◆ Prompt
Reply with one number only: the count of lines below that contain the word "text".

◆ Data to process
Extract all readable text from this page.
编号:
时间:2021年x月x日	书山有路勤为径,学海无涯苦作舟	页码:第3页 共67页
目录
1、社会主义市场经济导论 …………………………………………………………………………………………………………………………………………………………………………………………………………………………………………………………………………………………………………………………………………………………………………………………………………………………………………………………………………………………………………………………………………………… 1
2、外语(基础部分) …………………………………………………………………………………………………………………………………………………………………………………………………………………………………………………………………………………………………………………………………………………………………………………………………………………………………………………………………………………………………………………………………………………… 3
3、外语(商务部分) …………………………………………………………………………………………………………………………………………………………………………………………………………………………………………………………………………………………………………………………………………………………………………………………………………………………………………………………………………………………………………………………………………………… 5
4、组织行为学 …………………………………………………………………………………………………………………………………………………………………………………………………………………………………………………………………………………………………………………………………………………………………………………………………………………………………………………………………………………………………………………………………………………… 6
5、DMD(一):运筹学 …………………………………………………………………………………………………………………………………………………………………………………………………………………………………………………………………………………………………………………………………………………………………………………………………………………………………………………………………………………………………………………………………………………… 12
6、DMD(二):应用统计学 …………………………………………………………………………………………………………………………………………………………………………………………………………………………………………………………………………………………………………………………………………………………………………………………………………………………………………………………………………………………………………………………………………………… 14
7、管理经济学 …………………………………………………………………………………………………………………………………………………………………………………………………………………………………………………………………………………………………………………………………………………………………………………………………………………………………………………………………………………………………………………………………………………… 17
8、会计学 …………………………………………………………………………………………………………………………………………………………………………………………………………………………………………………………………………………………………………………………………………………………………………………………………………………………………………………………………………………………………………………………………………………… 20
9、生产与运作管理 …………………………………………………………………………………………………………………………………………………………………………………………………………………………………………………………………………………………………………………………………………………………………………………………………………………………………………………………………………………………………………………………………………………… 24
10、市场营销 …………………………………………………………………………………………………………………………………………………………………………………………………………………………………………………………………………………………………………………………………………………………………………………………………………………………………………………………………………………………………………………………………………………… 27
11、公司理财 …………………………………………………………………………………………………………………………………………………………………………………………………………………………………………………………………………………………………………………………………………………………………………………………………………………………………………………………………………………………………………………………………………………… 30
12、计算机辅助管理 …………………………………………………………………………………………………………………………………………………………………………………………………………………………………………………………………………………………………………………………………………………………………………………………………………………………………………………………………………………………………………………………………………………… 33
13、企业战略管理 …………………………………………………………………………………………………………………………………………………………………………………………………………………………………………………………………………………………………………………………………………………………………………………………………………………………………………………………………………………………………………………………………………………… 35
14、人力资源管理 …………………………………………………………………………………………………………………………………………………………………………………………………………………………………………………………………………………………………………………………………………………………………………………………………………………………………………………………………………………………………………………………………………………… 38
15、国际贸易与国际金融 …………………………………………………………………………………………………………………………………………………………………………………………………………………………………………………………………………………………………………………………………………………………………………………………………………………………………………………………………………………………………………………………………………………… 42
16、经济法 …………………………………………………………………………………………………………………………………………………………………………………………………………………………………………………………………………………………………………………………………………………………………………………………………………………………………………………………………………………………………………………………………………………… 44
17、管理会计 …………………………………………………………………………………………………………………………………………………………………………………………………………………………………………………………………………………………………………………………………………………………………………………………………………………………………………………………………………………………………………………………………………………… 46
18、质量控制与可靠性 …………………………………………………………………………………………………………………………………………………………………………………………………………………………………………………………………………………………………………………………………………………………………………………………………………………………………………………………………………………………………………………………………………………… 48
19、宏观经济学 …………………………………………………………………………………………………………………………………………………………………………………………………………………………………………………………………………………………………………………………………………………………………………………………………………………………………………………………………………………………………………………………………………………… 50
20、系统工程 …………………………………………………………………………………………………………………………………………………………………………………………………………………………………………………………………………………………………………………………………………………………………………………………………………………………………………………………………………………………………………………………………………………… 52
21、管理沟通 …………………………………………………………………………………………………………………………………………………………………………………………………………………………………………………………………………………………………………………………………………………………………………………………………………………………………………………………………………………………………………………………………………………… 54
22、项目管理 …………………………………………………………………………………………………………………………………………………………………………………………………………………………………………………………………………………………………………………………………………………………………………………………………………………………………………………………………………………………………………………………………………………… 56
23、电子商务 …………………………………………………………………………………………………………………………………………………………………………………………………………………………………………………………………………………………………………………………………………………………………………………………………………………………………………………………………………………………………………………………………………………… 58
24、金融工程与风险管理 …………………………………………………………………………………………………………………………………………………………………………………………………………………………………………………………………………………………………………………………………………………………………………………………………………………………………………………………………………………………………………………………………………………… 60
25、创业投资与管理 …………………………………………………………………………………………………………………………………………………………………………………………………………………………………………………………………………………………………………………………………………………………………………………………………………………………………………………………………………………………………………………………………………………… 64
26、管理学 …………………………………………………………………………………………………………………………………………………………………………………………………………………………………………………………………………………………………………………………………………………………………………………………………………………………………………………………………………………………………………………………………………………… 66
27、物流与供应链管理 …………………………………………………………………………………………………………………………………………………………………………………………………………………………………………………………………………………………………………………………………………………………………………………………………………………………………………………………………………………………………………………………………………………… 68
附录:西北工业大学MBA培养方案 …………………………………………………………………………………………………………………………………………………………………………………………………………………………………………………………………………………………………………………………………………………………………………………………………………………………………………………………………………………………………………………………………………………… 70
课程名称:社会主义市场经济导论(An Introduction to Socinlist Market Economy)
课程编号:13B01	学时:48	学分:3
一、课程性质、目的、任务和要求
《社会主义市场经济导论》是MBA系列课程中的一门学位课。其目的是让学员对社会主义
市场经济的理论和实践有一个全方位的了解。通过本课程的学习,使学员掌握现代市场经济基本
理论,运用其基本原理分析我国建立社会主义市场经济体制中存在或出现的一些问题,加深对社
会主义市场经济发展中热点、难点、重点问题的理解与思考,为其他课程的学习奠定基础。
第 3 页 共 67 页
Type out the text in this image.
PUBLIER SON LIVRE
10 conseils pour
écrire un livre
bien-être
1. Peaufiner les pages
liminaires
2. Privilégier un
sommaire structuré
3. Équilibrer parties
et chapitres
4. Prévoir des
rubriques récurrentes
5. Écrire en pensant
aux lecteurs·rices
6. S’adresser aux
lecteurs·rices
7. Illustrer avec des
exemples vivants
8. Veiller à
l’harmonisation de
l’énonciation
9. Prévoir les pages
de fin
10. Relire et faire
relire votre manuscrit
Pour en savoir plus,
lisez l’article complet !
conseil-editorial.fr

◆ Output of the task
2